#### [GIVEN PROBLEM]
Write the count of lines that contain the word "Simancas" and nothing else.

#### [PROVIDED DATA]
..............................
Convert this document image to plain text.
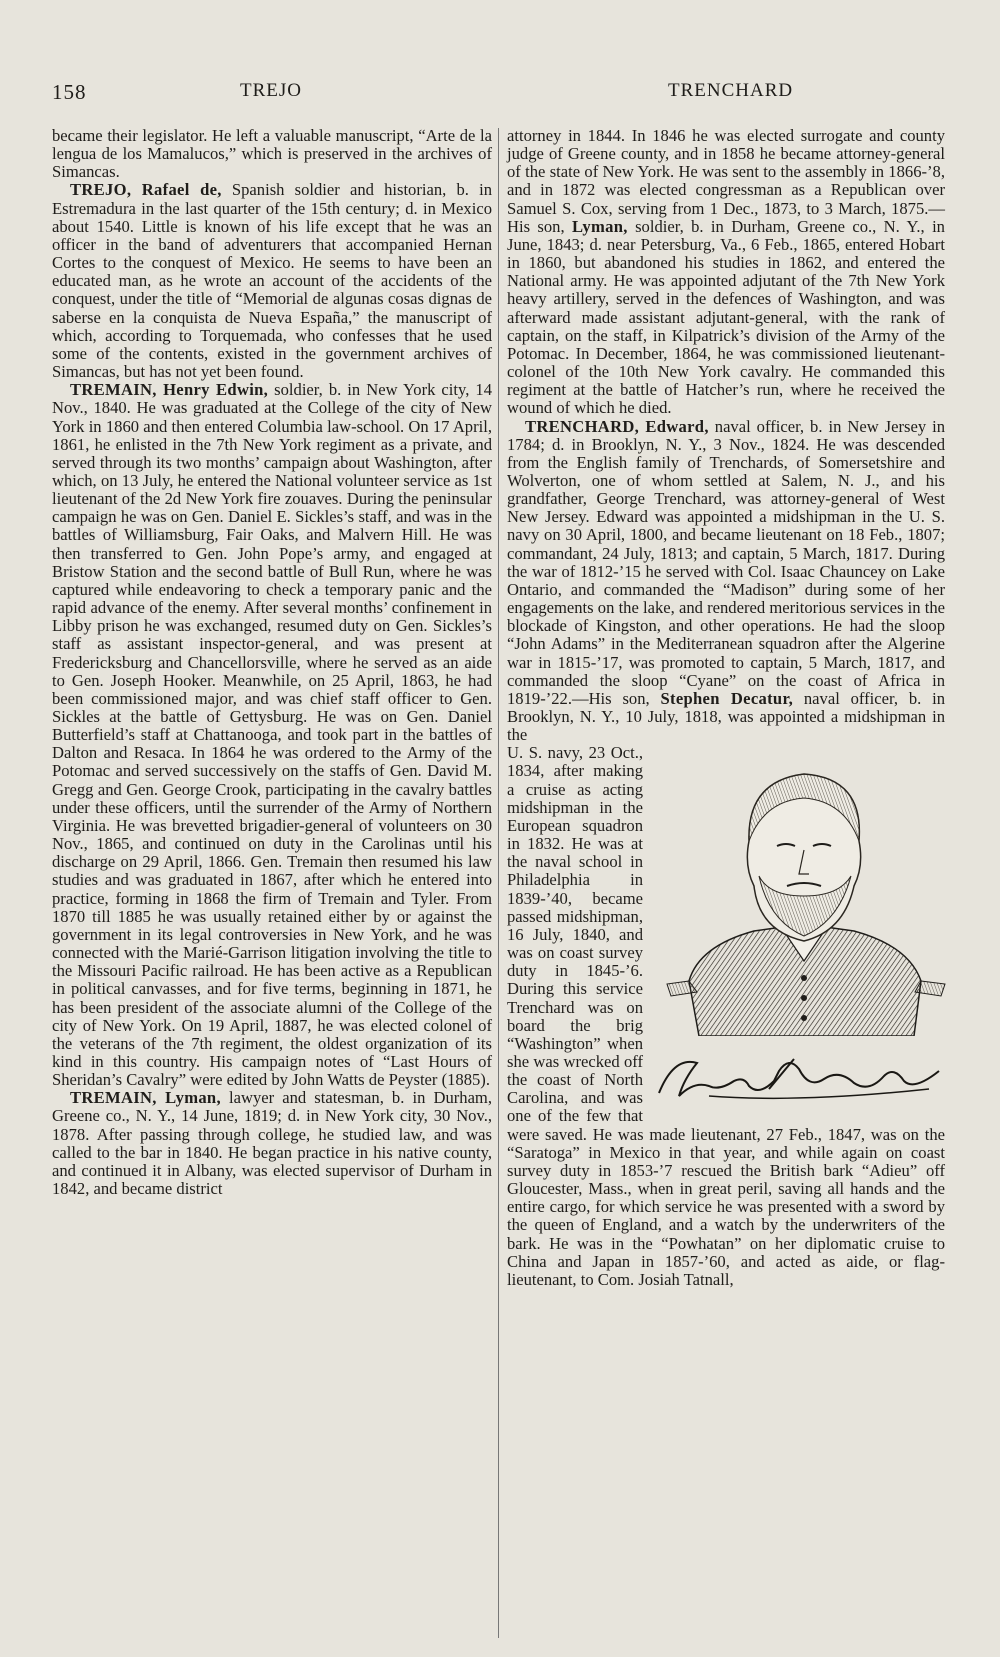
158	TREJO	TRENCHARD

became their legislator. He left a valuable manuscript, “Arte de la lengua de los Mamalucos,” which is preserved in the archives of Simancas.

TREJO, Rafael de, Spanish soldier and historian, b. in Estremadura in the last quarter of the 15th century; d. in Mexico about 1540. Little is known of his life except that he was an officer in the band of adventurers that accompanied Hernan Cortes to the conquest of Mexico. He seems to have been an educated man, as he wrote an account of the accidents of the conquest, under the title of “Memorial de algunas cosas dignas de saberse en la conquista de Nueva España,” the manuscript of which, according to Torquemada, who confesses that he used some of the contents, existed in the government archives of Simancas, but has not yet been found.

TREMAIN, Henry Edwin, soldier, b. in New York city, 14 Nov., 1840. He was graduated at the College of the city of New York in 1860 and then entered Columbia law-school. On 17 April, 1861, he enlisted in the 7th New York regiment as a private, and served through its two months’ campaign about Washington, after which, on 13 July, he entered the National volunteer service as 1st lieutenant of the 2d New York fire zouaves. During the peninsular campaign he was on Gen. Daniel E. Sickles’s staff, and was in the battles of Williamsburg, Fair Oaks, and Malvern Hill. He was then transferred to Gen. John Pope’s army, and engaged at Bristow Station and the second battle of Bull Run, where he was captured while endeavoring to check a temporary panic and the rapid advance of the enemy. After several months’ confinement in Libby prison he was exchanged, resumed duty on Gen. Sickles’s staff as assistant inspector-general, and was present at Fredericksburg and Chancellorsville, where he served as an aide to Gen. Joseph Hooker. Meanwhile, on 25 April, 1863, he had been commissioned major, and was chief staff officer to Gen. Sickles at the battle of Gettysburg. He was on Gen. Daniel Butterfield’s staff at Chattanooga, and took part in the battles of Dalton and Resaca. In 1864 he was ordered to the Army of the Potomac and served successively on the staffs of Gen. David M. Gregg and Gen. George Crook, participating in the cavalry battles under these officers, until the surrender of the Army of Northern Virginia. He was brevetted brigadier-general of volunteers on 30 Nov., 1865, and continued on duty in the Carolinas until his discharge on 29 April, 1866. Gen. Tremain then resumed his law studies and was graduated in 1867, after which he entered into practice, forming in 1868 the firm of Tremain and Tyler. From 1870 till 1885 he was usually retained either by or against the government in its legal controversies in New York, and he was connected with the Marié-Garrison litigation involving the title to the Missouri Pacific railroad. He has been active as a Republican in political canvasses, and for five terms, beginning in 1871, he has been president of the associate alumni of the College of the city of New York. On 19 April, 1887, he was elected colonel of the veterans of the 7th regiment, the oldest organization of its kind in this country. His campaign notes of “Last Hours of Sheridan’s Cavalry” were edited by John Watts de Peyster (1885).

TREMAIN, Lyman, lawyer and statesman, b. in Durham, Greene co., N. Y., 14 June, 1819; d. in New York city, 30 Nov., 1878. After passing through college, he studied law, and was called to the bar in 1840. He began practice in his native county, and continued it in Albany, was elected supervisor of Durham in 1842, and became district

attorney in 1844. In 1846 he was elected surrogate and county judge of Greene county, and in 1858 he became attorney-general of the state of New York. He was sent to the assembly in 1866-’8, and in 1872 was elected congressman as a Republican over Samuel S. Cox, serving from 1 Dec., 1873, to 3 March, 1875.—His son, Lyman, soldier, b. in Durham, Greene co., N. Y., in June, 1843; d. near Petersburg, Va., 6 Feb., 1865, entered Hobart in 1860, but abandoned his studies in 1862, and entered the National army. He was appointed adjutant of the 7th New York heavy artillery, served in the defences of Washington, and was afterward made assistant adjutant-general, with the rank of captain, on the staff, in Kilpatrick’s division of the Army of the Potomac. In December, 1864, he was commissioned lieutenant-colonel of the 10th New York cavalry. He commanded this regiment at the battle of Hatcher’s run, where he received the wound of which he died.

TRENCHARD, Edward, naval officer, b. in New Jersey in 1784; d. in Brooklyn, N. Y., 3 Nov., 1824. He was descended from the English family of Trenchards, of Somersetshire and Wolverton, one of whom settled at Salem, N. J., and his grandfather, George Trenchard, was attorney-general of West New Jersey. Edward was appointed a midshipman in the U. S. navy on 30 April, 1800, and became lieutenant on 18 Feb., 1807; commandant, 24 July, 1813; and captain, 5 March, 1817. During the war of 1812-’15 he served with Col. Isaac Chauncey on Lake Ontario, and commanded the “Madison” during some of her engagements on the lake, and rendered meritorious services in the blockade of Kingston, and other operations. He had the sloop “John Adams” in the Mediterranean squadron after the Algerine war in 1815-’17, was promoted to captain, 5 March, 1817, and commanded the sloop “Cyane” on the coast of Africa in 1819-’22.—His son, Stephen Decatur, naval officer, b. in Brooklyn, N. Y., 10 July, 1818, was appointed a midshipman in the

U. S. navy, 23 Oct., 1834, after making a cruise as acting midshipman in the European squadron in 1832. He was at the naval school in Philadelphia in 1839-’40, became passed midshipman, 16 July, 1840, and was on coast survey duty in 1845-’6. During this service Trenchard was on board the brig “Washington” when she was wrecked off the coast of North Carolina, and was one of the few that were saved. He was made lieutenant, 27 Feb., 1847, was on the “Saratoga” in Mexico in that year, and while again on coast survey duty in 1853-’7 rescued the British bark “Adieu” off Gloucester, Mass., when in great peril, saving all hands and the entire cargo, for which service he was presented with a sword by the queen of England, and a watch by the underwriters of the bark. He was in the “Powhatan” on her diplomatic cruise to China and Japan in 1857-’60, and acted as aide, or flag-lieutenant, to Com. Josiah Tatnall,
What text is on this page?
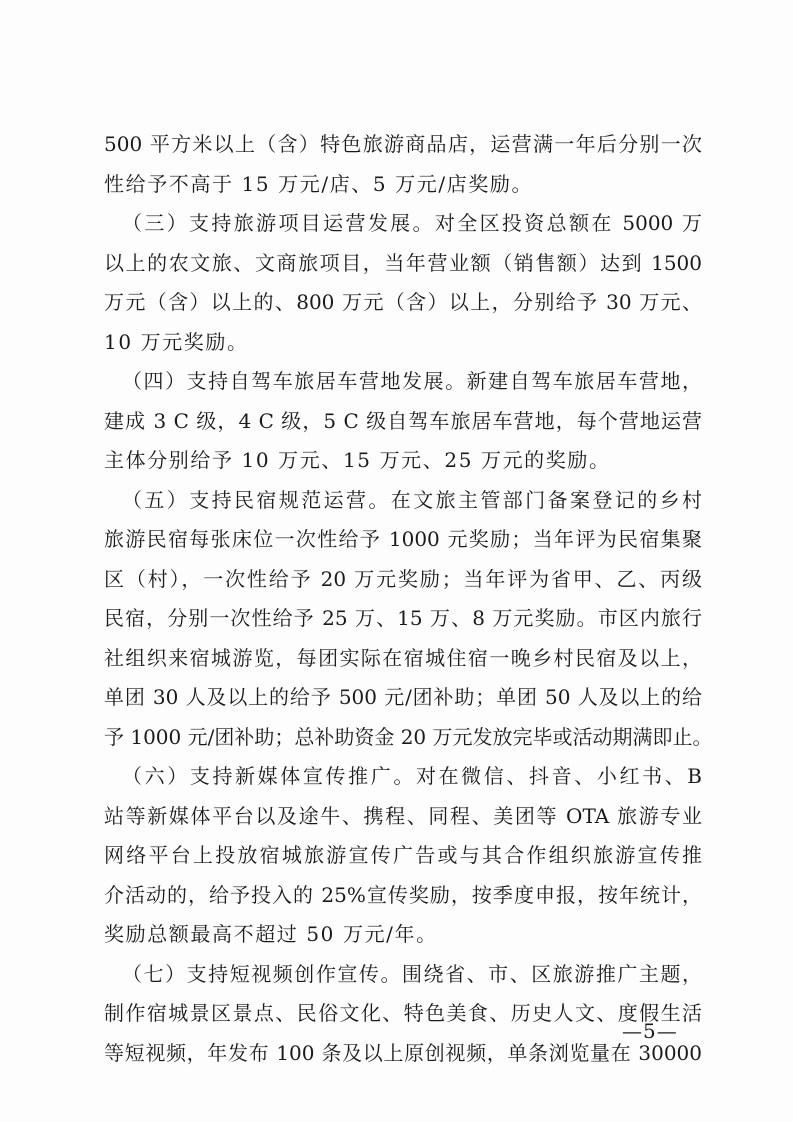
500 平方米以上（含）特色旅游商品店，运营满一年后分别一次
性给予不高于 15 万元/店、5 万元/店奖励。
（三）支持旅游项目运营发展。对全区投资总额在 5000 万
以上的农文旅、文商旅项目，当年营业额（销售额）达到 1500
万元（含）以上的、800 万元（含）以上，分别给予 30 万元、
10 万元奖励。
（四）支持自驾车旅居车营地发展。新建自驾车旅居车营地，
建成 3 C 级，4 C 级，5 C 级自驾车旅居车营地，每个营地运营
主体分别给予 10 万元、15 万元、25 万元的奖励。
（五）支持民宿规范运营。在文旅主管部门备案登记的乡村
旅游民宿每张床位一次性给予 1000 元奖励；当年评为民宿集聚
区（村），一次性给予 20 万元奖励；当年评为省甲、乙、丙级
民宿，分别一次性给予 25 万、15 万、8 万元奖励。市区内旅行
社组织来宿城游览，每团实际在宿城住宿一晚乡村民宿及以上，
单团 30 人及以上的给予 500 元/团补助；单团 50 人及以上的给
予 1000 元/团补助；总补助资金 20 万元发放完毕或活动期满即止。
（六）支持新媒体宣传推广。对在微信、抖音、小红书、B
站等新媒体平台以及途牛、携程、同程、美团等 OTA 旅游专业
网络平台上投放宿城旅游宣传广告或与其合作组织旅游宣传推
介活动的，给予投入的 25%宣传奖励，按季度申报，按年统计，
奖励总额最高不超过 50 万元/年。
（七）支持短视频创作宣传。围绕省、市、区旅游推广主题，
制作宿城景区景点、民俗文化、特色美食、历史人文、度假生活
等短视频，年发布 100 条及以上原创视频，单条浏览量在 30000
—5—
..............................
#### [SOLUTION BELOW]
2